**Task requirements:** Output the material below in full, exactly as it is.
::::
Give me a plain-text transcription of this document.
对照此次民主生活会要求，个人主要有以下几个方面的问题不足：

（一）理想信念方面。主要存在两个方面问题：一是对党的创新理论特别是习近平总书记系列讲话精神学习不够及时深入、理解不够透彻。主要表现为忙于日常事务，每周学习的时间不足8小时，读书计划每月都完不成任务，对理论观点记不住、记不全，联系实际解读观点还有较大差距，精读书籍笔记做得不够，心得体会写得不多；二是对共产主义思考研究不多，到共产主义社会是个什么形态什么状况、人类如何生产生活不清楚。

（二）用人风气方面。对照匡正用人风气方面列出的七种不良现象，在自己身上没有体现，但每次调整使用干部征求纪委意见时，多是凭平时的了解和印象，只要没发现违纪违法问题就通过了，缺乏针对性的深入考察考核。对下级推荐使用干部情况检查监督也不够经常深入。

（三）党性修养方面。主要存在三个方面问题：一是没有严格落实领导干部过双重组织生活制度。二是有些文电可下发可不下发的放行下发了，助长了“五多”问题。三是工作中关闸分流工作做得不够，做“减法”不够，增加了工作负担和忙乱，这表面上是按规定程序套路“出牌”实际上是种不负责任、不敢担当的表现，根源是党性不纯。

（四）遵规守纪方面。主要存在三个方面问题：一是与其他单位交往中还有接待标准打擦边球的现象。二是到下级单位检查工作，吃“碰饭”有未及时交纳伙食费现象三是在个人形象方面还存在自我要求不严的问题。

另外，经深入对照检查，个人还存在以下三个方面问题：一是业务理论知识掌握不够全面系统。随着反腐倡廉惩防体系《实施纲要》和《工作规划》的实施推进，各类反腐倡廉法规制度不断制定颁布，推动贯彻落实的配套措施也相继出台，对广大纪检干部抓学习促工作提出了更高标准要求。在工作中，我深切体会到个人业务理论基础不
::::
**Task output:**
Give me a plain-text transcription of this document.
对照此次民主生活会要求，个人主要有以下几个方面的问题不足：

（一）理想信念方面。主要存在两个方面问题：一是对党的创新理论特别是习近平总书记系列讲话精神学习不够及时深入、理解不够透彻。主要表现为忙于日常事务，每周学习的时间不足8小时，读书计划每月都完不成任务，对理论观点记不住、记不全，联系实际解读观点还有较大差距，精读书籍笔记做得不够，心得体会写得不多；二是对共产主义思考研究不多，到共产主义社会是个什么形态什么状况、人类如何生产生活不清楚。

（二）用人风气方面。对照匡正用人风气方面列出的七种不良现象，在自己身上没有体现，但每次调整使用干部征求纪委意见时，多是凭平时的了解和印象，只要没发现违纪违法问题就通过了，缺乏针对性的深入考察考核。对下级推荐使用干部情况检查监督也不够经常深入。

（三）党性修养方面。主要存在三个方面问题：一是没有严格落实领导干部过双重组织生活制度。二是有些文电可下发可不下发的放行下发了，助长了“五多”问题。三是工作中关闸分流工作做得不够，做“减法”不够，增加了工作负担和忙乱，这表面上是按规定程序套路“出牌”实际上是种不负责任、不敢担当的表现，根源是党性不纯。

（四）遵规守纪方面。主要存在三个方面问题：一是与其他单位交往中还有接待标准打擦边球的现象。二是到下级单位检查工作，吃“碰饭”有未及时交纳伙食费现象三是在个人形象方面还存在自我要求不严的问题。

另外，经深入对照检查，个人还存在以下三个方面问题：一是业务理论知识掌握不够全面系统。随着反腐倡廉惩防体系《实施纲要》和《工作规划》的实施推进，各类反腐倡廉法规制度不断制定颁布，推动贯彻落实的配套措施也相继出台，对广大纪检干部抓学习促工作提出了更高标准要求。在工作中，我深切体会到个人业务理论基础不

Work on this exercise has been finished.